### Exercise objective
Write the data below out exactly as it stands. Do not include the pictures.

┄┄┄┄┄┄┄┄┄┄

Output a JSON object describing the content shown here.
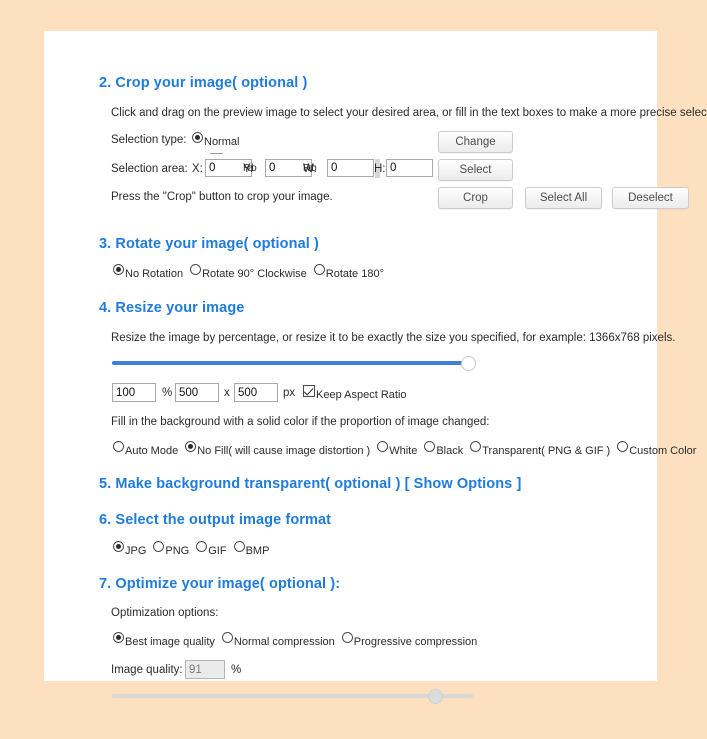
{
  "theme": {
    "page_bg": "#fce0c0",
    "card_bg": "#ffffff",
    "heading_color": "#1f7bdc",
    "slider_fill": "#3f7fd8",
    "slider_track": "#d8d8d8"
  },
  "crop_section": {
    "heading": "2. Crop your image( optional )",
    "description": "Click and drag on the preview image to select your desired area, or fill in the text boxes to make a more precise selection.",
    "selection_type_label": "Selection type:",
    "selection_type_options": [
      {
        "label": "Normal",
        "selected": true
      }
    ],
    "selection_area_label": "Selection area:",
    "fields": [
      {
        "label": "X:",
        "value": "0"
      },
      {
        "label": "Y:",
        "overlap_label": "Ratio",
        "value": "0"
      },
      {
        "label": "W:",
        "overlap_label": "Ratio",
        "value": "0"
      },
      {
        "label": "H:",
        "value": "0"
      }
    ],
    "press_note": "Press the \"Crop\" button to crop your image.",
    "buttons": [
      {
        "label": "Change"
      },
      {
        "label": "Select"
      },
      {
        "label": "Crop"
      },
      {
        "label": "Select All"
      },
      {
        "label": "Deselect"
      }
    ]
  },
  "rotate_section": {
    "heading": "3. Rotate your image( optional )",
    "options": [
      {
        "label": "No Rotation",
        "selected": true
      },
      {
        "label": "Rotate 90° Clockwise",
        "selected": false
      },
      {
        "label": "Rotate 180°",
        "selected": false
      }
    ]
  },
  "resize_section": {
    "heading": "4. Resize your image",
    "description": "Resize the image by percentage, or resize it to be exactly the size you specified, for example: 1366x768 pixels.",
    "slider": {
      "value": 100,
      "min": 0,
      "max": 100
    },
    "percent_value": "100",
    "percent_unit": "%",
    "width_value": "500",
    "times_symbol": "x",
    "height_value": "500",
    "px_unit": "px",
    "keep_aspect_ratio": {
      "label": "Keep Aspect Ratio",
      "checked": true
    },
    "fill_note": "Fill in the background with a solid color if the proportion of image changed:",
    "fill_options": [
      {
        "label": "Auto Mode",
        "selected": false
      },
      {
        "label": "No Fill( will cause image distortion )",
        "selected": true
      },
      {
        "label": "White",
        "selected": false
      },
      {
        "label": "Black",
        "selected": false
      },
      {
        "label": "Transparent( PNG & GIF )",
        "selected": false
      },
      {
        "label": "Custom Color",
        "selected": false
      }
    ]
  },
  "transparent_section": {
    "heading": "5. Make background transparent( optional ) [ Show Options ]"
  },
  "format_section": {
    "heading": "6. Select the output image format",
    "options": [
      {
        "label": "JPG",
        "selected": true
      },
      {
        "label": "PNG",
        "selected": false
      },
      {
        "label": "GIF",
        "selected": false
      },
      {
        "label": "BMP",
        "selected": false
      }
    ]
  },
  "optimize_section": {
    "heading": "7. Optimize your image( optional ):",
    "options_label": "Optimization options:",
    "options": [
      {
        "label": "Best image quality",
        "selected": true
      },
      {
        "label": "Normal compression",
        "selected": false
      },
      {
        "label": "Progressive compression",
        "selected": false
      }
    ],
    "quality_label": "Image quality:",
    "quality_value": "91",
    "quality_unit": "%",
    "quality_slider": {
      "value": 91,
      "min": 0,
      "max": 100
    }
  }
}
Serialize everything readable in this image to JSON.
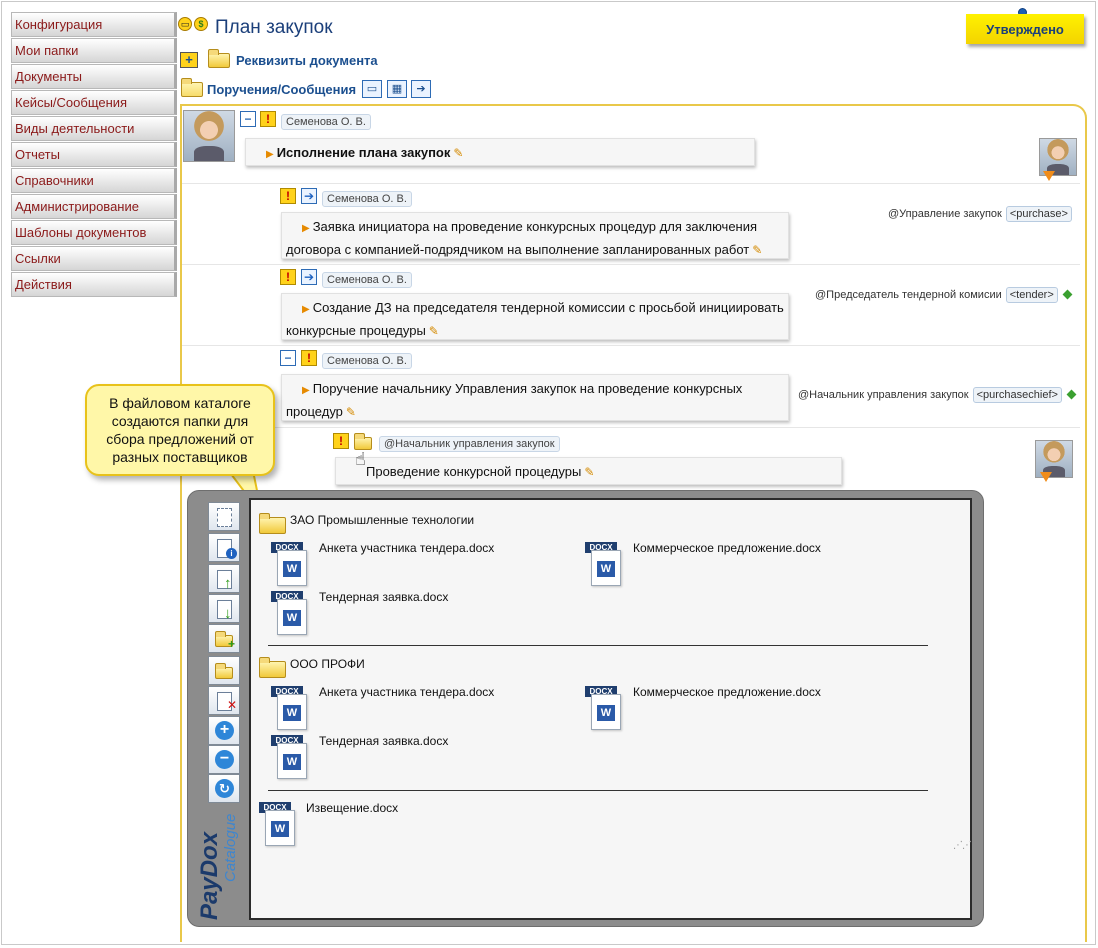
{
  "sidebar": {
    "items": [
      {
        "label": "Конфигурация"
      },
      {
        "label": "Мои папки"
      },
      {
        "label": "Документы"
      },
      {
        "label": "Кейсы/Сообщения"
      },
      {
        "label": "Виды деятельности"
      },
      {
        "label": "Отчеты"
      },
      {
        "label": "Справочники"
      },
      {
        "label": "Администрирование"
      },
      {
        "label": "Шаблоны документов"
      },
      {
        "label": "Ссылки"
      },
      {
        "label": "Действия"
      }
    ]
  },
  "header": {
    "title": "План закупок",
    "status": "Утверждено",
    "requisites_label": "Реквизиты документа",
    "tasks_label": "Поручения/Сообщения"
  },
  "thread": {
    "root": {
      "author": "Семенова О. В.",
      "text": "Исполнение плана закупок"
    },
    "tasks": [
      {
        "author": "Семенова О. В.",
        "text_line1": "Заявка инициатора на проведение конкурсных процедур для заключения",
        "text_line2": "договора с компанией-подрядчиком на выполнение запланированных работ",
        "assignee": "@Управление закупок",
        "code": "<purchase>"
      },
      {
        "author": "Семенова О. В.",
        "text_line1": "Создание ДЗ на председателя тендерной комиссии с просьбой инициировать",
        "text_line2": "конкурсные процедуры",
        "assignee": "@Председатель тендерной комисии",
        "code": "<tender>"
      },
      {
        "author": "Семенова О. В.",
        "text_line1": "Поручение начальнику Управления закупок на проведение конкурсных",
        "text_line2": "процедур",
        "assignee": "@Начальник управления закупок",
        "code": "<purchasechief>"
      }
    ],
    "subtask": {
      "author": "@Начальник управления закупок",
      "text": "Проведение конкурсной процедуры"
    }
  },
  "callout": {
    "line1": "В файловом каталоге",
    "line2": "создаются папки для",
    "line3": "сбора предложений от",
    "line4": "разных поставщиков"
  },
  "catalogue": {
    "brand": "PayDox",
    "brand_sub": "Catalogue",
    "file_tag": "DOCX",
    "folders": [
      {
        "name": "ЗАО Промышленные технологии",
        "files": [
          "Анкета участника тендера.docx",
          "Коммерческое предложение.docx",
          "Тендерная заявка.docx"
        ]
      },
      {
        "name": "ООО ПРОФИ",
        "files": [
          "Анкета участника тендера.docx",
          "Коммерческое предложение.docx",
          "Тендерная заявка.docx"
        ]
      }
    ],
    "root_files": [
      "Извещение.docx"
    ]
  },
  "colors": {
    "nav_text": "#8b1a1a",
    "title_blue": "#1b3f7a",
    "status_yellow": "#fff200",
    "panel_border": "#e9c84a"
  }
}
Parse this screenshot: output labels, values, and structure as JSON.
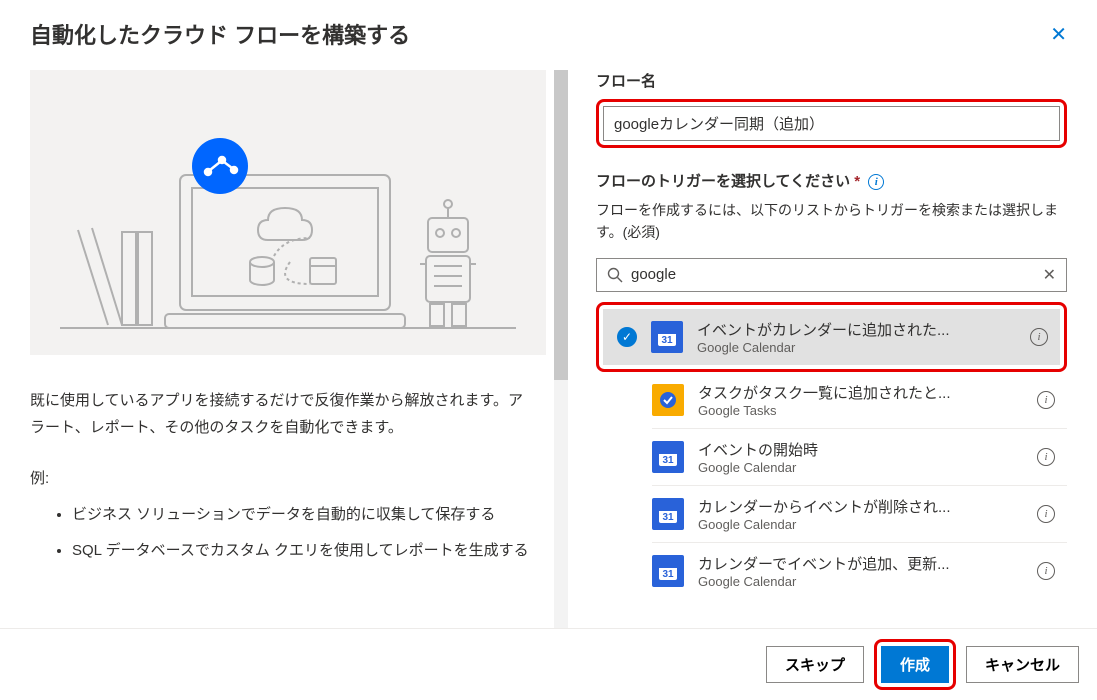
{
  "header": {
    "title": "自動化したクラウド フローを構築する"
  },
  "left": {
    "description": "既に使用しているアプリを接続するだけで反復作業から解放されます。アラート、レポート、その他のタスクを自動化できます。",
    "examples_label": "例:",
    "examples": [
      "ビジネス ソリューションでデータを自動的に収集して保存する",
      "SQL データベースでカスタム クエリを使用してレポートを生成する"
    ]
  },
  "right": {
    "flow_name_label": "フロー名",
    "flow_name_value": "googleカレンダー同期（追加）",
    "trigger_label": "フローのトリガーを選択してください",
    "trigger_desc": "フローを作成するには、以下のリストからトリガーを検索または選択します。(必須)",
    "search_value": "google",
    "triggers": [
      {
        "title": "イベントがカレンダーに追加された...",
        "sub": "Google Calendar",
        "icon": "gcal",
        "selected": true
      },
      {
        "title": "タスクがタスク一覧に追加されたと...",
        "sub": "Google Tasks",
        "icon": "gtasks",
        "selected": false
      },
      {
        "title": "イベントの開始時",
        "sub": "Google Calendar",
        "icon": "gcal",
        "selected": false
      },
      {
        "title": "カレンダーからイベントが削除され...",
        "sub": "Google Calendar",
        "icon": "gcal",
        "selected": false
      },
      {
        "title": "カレンダーでイベントが追加、更新...",
        "sub": "Google Calendar",
        "icon": "gcal",
        "selected": false
      }
    ]
  },
  "footer": {
    "skip": "スキップ",
    "create": "作成",
    "cancel": "キャンセル"
  }
}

┄┄┄┄┄┄┄┄┄┄

### Full solution
Output a JSON object describing the content shown here.
{
  "theme": {
    "page_bg": "#fce0c0",
    "card_bg": "#ffffff",
    "heading_color": "#1f7bdc",
    "slider_fill": "#3f7fd8",
    "slider_track": "#d8d8d8"
  },
  "crop_section": {
    "heading": "2. Crop your image( optional )",
    "description": "Click and drag on the preview image to select your desired area, or fill in the text boxes to make a more precise selection.",
    "selection_type_label": "Selection type:",
    "selection_type_options": [
      {
        "label": "Normal",
        "selected": true
      }
    ],
    "selection_area_label": "Selection area:",
    "fields": [
      {
        "label": "X:",
        "value": "0"
      },
      {
        "label": "Y:",
        "overlap_label": "Ratio",
        "value": "0"
      },
      {
        "label": "W:",
        "overlap_label": "Ratio",
        "value": "0"
      },
      {
        "label": "H:",
        "value": "0"
      }
    ],
    "press_note": "Press the \"Crop\" button to crop your image.",
    "buttons": [
      {
        "label": "Change"
      },
      {
        "label": "Select"
      },
      {
        "label": "Crop"
      },
      {
        "label": "Select All"
      },
      {
        "label": "Deselect"
      }
    ]
  },
  "rotate_section": {
    "heading": "3. Rotate your image( optional )",
    "options": [
      {
        "label": "No Rotation",
        "selected": true
      },
      {
        "label": "Rotate 90° Clockwise",
        "selected": false
      },
      {
        "label": "Rotate 180°",
        "selected": false
      }
    ]
  },
  "resize_section": {
    "heading": "4. Resize your image",
    "description": "Resize the image by percentage, or resize it to be exactly the size you specified, for example: 1366x768 pixels.",
    "slider": {
      "value": 100,
      "min": 0,
      "max": 100
    },
    "percent_value": "100",
    "percent_unit": "%",
    "width_value": "500",
    "times_symbol": "x",
    "height_value": "500",
    "px_unit": "px",
    "keep_aspect_ratio": {
      "label": "Keep Aspect Ratio",
      "checked": true
    },
    "fill_note": "Fill in the background with a solid color if the proportion of image changed:",
    "fill_options": [
      {
        "label": "Auto Mode",
        "selected": false
      },
      {
        "label": "No Fill( will cause image distortion )",
        "selected": true
      },
      {
        "label": "White",
        "selected": false
      },
      {
        "label": "Black",
        "selected": false
      },
      {
        "label": "Transparent( PNG & GIF )",
        "selected": false
      },
      {
        "label": "Custom Color",
        "selected": false
      }
    ]
  },
  "transparent_section": {
    "heading": "5. Make background transparent( optional ) [ Show Options ]"
  },
  "format_section": {
    "heading": "6. Select the output image format",
    "options": [
      {
        "label": "JPG",
        "selected": true
      },
      {
        "label": "PNG",
        "selected": false
      },
      {
        "label": "GIF",
        "selected": false
      },
      {
        "label": "BMP",
        "selected": false
      }
    ]
  },
  "optimize_section": {
    "heading": "7. Optimize your image( optional ):",
    "options_label": "Optimization options:",
    "options": [
      {
        "label": "Best image quality",
        "selected": true
      },
      {
        "label": "Normal compression",
        "selected": false
      },
      {
        "label": "Progressive compression",
        "selected": false
      }
    ],
    "quality_label": "Image quality:",
    "quality_value": "91",
    "quality_unit": "%",
    "quality_slider": {
      "value": 91,
      "min": 0,
      "max": 100
    }
  }
}
Serialize everything readable in this image to JSON.
{
  "sidebar": {
    "items": [
      {
        "label": "Конфигурация"
      },
      {
        "label": "Мои папки"
      },
      {
        "label": "Документы"
      },
      {
        "label": "Кейсы/Сообщения"
      },
      {
        "label": "Виды деятельности"
      },
      {
        "label": "Отчеты"
      },
      {
        "label": "Справочники"
      },
      {
        "label": "Администрирование"
      },
      {
        "label": "Шаблоны документов"
      },
      {
        "label": "Ссылки"
      },
      {
        "label": "Действия"
      }
    ]
  },
  "header": {
    "title": "План закупок",
    "status": "Утверждено",
    "requisites_label": "Реквизиты документа",
    "tasks_label": "Поручения/Сообщения"
  },
  "thread": {
    "root": {
      "author": "Семенова О. В.",
      "text": "Исполнение плана закупок"
    },
    "tasks": [
      {
        "author": "Семенова О. В.",
        "text_line1": "Заявка инициатора на проведение конкурсных процедур для заключения",
        "text_line2": "договора с компанией-подрядчиком на выполнение запланированных работ",
        "assignee": "@Управление закупок",
        "code": "<purchase>"
      },
      {
        "author": "Семенова О. В.",
        "text_line1": "Создание ДЗ на председателя тендерной комиссии с просьбой инициировать",
        "text_line2": "конкурсные процедуры",
        "assignee": "@Председатель тендерной комисии",
        "code": "<tender>"
      },
      {
        "author": "Семенова О. В.",
        "text_line1": "Поручение начальнику Управления закупок на проведение конкурсных",
        "text_line2": "процедур",
        "assignee": "@Начальник управления закупок",
        "code": "<purchasechief>"
      }
    ],
    "subtask": {
      "author": "@Начальник управления закупок",
      "text": "Проведение конкурсной процедуры"
    }
  },
  "callout": {
    "line1": "В файловом каталоге",
    "line2": "создаются папки для",
    "line3": "сбора предложений от",
    "line4": "разных поставщиков"
  },
  "catalogue": {
    "brand": "PayDox",
    "brand_sub": "Catalogue",
    "file_tag": "DOCX",
    "folders": [
      {
        "name": "ЗАО Промышленные технологии",
        "files": [
          "Анкета участника тендера.docx",
          "Коммерческое предложение.docx",
          "Тендерная заявка.docx"
        ]
      },
      {
        "name": "ООО ПРОФИ",
        "files": [
          "Анкета участника тендера.docx",
          "Коммерческое предложение.docx",
          "Тендерная заявка.docx"
        ]
      }
    ],
    "root_files": [
      "Извещение.docx"
    ]
  },
  "colors": {
    "nav_text": "#8b1a1a",
    "title_blue": "#1b3f7a",
    "status_yellow": "#fff200",
    "panel_border": "#e9c84a"
  }
}
Parse this screenshot: output labels, values, and structure as JSON.
{
  "header": {
    "title": "自動化したクラウド フローを構築する"
  },
  "left": {
    "description": "既に使用しているアプリを接続するだけで反復作業から解放されます。アラート、レポート、その他のタスクを自動化できます。",
    "examples_label": "例:",
    "examples": [
      "ビジネス ソリューションでデータを自動的に収集して保存する",
      "SQL データベースでカスタム クエリを使用してレポートを生成する"
    ]
  },
  "right": {
    "flow_name_label": "フロー名",
    "flow_name_value": "googleカレンダー同期（追加）",
    "trigger_label": "フローのトリガーを選択してください",
    "trigger_desc": "フローを作成するには、以下のリストからトリガーを検索または選択します。(必須)",
    "search_value": "google",
    "triggers": [
      {
        "title": "イベントがカレンダーに追加された...",
        "sub": "Google Calendar",
        "icon": "gcal",
        "selected": true
      },
      {
        "title": "タスクがタスク一覧に追加されたと...",
        "sub": "Google Tasks",
        "icon": "gtasks",
        "selected": false
      },
      {
        "title": "イベントの開始時",
        "sub": "Google Calendar",
        "icon": "gcal",
        "selected": false
      },
      {
        "title": "カレンダーからイベントが削除され...",
        "sub": "Google Calendar",
        "icon": "gcal",
        "selected": false
      },
      {
        "title": "カレンダーでイベントが追加、更新...",
        "sub": "Google Calendar",
        "icon": "gcal",
        "selected": false
      }
    ]
  },
  "footer": {
    "skip": "スキップ",
    "create": "作成",
    "cancel": "キャンセル"
  }
}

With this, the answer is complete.